→ DIRECTIONS FOR THIS TASK:
For each line in the data below that holds "Kombiinstrument", return a copy.

→ DATASET ENTRIES:

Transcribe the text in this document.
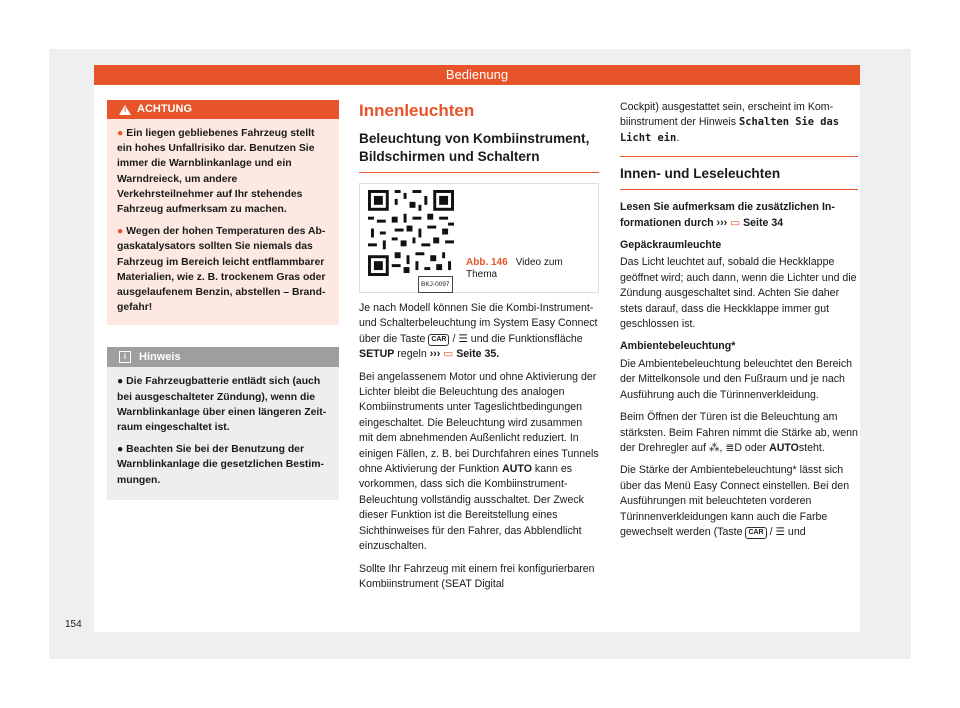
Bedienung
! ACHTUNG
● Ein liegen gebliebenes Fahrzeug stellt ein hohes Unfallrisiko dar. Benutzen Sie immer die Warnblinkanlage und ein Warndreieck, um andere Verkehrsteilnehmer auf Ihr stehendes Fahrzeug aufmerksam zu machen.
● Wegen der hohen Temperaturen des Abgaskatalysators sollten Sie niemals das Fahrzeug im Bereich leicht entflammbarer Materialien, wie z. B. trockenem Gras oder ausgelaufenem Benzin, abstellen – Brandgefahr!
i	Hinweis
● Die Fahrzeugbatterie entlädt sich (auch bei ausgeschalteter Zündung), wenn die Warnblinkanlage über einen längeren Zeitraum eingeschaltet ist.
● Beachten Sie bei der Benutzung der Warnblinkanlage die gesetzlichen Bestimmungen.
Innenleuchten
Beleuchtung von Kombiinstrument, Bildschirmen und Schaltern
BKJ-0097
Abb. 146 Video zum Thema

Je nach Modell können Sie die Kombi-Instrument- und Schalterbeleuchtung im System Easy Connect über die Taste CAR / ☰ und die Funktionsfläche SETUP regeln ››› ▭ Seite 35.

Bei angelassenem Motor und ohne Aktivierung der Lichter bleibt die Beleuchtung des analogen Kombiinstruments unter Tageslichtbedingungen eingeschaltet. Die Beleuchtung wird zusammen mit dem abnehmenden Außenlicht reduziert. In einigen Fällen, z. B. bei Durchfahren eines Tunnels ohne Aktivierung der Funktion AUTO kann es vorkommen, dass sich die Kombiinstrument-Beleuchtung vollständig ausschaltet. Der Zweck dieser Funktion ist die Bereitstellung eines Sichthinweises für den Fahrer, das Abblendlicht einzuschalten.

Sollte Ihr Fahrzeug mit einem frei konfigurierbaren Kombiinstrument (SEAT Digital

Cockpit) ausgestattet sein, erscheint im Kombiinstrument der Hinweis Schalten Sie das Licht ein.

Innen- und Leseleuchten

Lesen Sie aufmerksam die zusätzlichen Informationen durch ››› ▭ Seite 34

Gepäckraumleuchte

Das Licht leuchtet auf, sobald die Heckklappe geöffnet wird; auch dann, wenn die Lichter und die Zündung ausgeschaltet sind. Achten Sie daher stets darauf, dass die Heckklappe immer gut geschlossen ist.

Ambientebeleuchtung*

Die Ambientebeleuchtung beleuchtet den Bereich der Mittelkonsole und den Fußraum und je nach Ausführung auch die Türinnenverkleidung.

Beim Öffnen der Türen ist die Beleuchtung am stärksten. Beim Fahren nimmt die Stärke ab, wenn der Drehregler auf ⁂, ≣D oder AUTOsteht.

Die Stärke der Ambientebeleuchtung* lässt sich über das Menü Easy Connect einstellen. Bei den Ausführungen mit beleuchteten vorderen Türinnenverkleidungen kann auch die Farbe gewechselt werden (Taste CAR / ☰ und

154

→ RESULT OF THE TASK:
Beleuchtung von Kombiinstrument, Bildschirmen und Schaltern
Bei angelassenem Motor und ohne Aktivierung der Lichter bleibt die Beleuchtung des analogen Kombiinstruments unter Tageslichtbedingungen eingeschaltet. Die Beleuchtung wird zusammen mit dem abnehmenden Außenlicht reduziert. In einigen Fällen, z. B. bei Durchfahren eines Tunnels ohne Aktivierung der Funktion AUTO kann es vorkommen, dass sich die Kombiinstrument-Beleuchtung vollständig ausschaltet. Der Zweck dieser Funktion ist die Bereitstellung eines Sichthinweises für den Fahrer, das Abblendlicht einzuschalten.
Sollte Ihr Fahrzeug mit einem frei konfigurierbaren Kombiinstrument (SEAT Digital
Cockpit) ausgestattet sein, erscheint im Kombiinstrument der Hinweis Schalten Sie das Licht ein.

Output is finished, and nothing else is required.